## What you need to do
Could you convert the lines from the first one up to and including the line containing "paragraph-2-text: А ежели" into a JSON list of strings, with one string per line and blank lines omitted?

## Layout coordinate data
--

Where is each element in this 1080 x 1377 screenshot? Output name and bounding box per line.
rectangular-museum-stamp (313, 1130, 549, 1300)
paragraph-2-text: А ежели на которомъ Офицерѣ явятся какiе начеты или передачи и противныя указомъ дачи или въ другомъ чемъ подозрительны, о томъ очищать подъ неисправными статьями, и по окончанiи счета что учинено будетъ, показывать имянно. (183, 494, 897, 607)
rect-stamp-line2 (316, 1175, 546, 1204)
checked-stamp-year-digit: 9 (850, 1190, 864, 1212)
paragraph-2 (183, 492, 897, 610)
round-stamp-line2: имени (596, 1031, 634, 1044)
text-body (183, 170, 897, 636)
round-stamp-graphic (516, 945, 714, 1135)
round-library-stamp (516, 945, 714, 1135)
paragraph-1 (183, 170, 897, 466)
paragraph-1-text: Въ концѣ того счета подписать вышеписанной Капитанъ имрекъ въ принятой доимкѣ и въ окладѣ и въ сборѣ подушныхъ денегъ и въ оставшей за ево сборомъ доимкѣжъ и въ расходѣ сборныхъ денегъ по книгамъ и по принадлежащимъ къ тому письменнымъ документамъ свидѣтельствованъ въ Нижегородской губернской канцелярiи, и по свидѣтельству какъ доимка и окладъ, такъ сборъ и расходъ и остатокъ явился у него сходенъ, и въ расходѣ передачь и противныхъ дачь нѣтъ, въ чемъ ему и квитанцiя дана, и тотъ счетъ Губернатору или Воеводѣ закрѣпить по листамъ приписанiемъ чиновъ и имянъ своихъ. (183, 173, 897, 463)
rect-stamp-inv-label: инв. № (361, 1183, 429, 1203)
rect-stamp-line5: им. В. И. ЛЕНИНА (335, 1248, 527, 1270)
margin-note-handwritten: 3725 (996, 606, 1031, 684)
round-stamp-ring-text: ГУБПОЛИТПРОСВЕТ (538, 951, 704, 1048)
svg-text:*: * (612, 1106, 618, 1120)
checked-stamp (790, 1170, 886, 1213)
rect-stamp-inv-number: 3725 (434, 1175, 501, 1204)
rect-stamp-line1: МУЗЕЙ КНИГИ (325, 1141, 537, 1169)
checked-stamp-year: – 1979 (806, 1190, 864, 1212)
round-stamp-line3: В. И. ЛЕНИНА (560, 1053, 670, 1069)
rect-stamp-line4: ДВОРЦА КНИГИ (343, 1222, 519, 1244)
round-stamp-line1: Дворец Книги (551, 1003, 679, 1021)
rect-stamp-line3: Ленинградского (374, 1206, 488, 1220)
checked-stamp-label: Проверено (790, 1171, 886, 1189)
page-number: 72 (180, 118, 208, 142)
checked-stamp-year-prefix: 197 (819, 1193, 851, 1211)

--

## Response below
[
  "Where is each element in this 1080 x 1377 screenshot? Output name and bounding box per line.",
  "rectangular-museum-stamp (313, 1130, 549, 1300)",
  "paragraph-2-text: А ежели на которомъ Офицерѣ явятся какiе начеты или передачи и противныя указомъ дачи или въ другомъ чемъ подозрительны, о томъ очищать подъ неисправными статьями, и по окончанiи счета что учинено будетъ, показывать имянно. (183, 494, 897, 607)"
]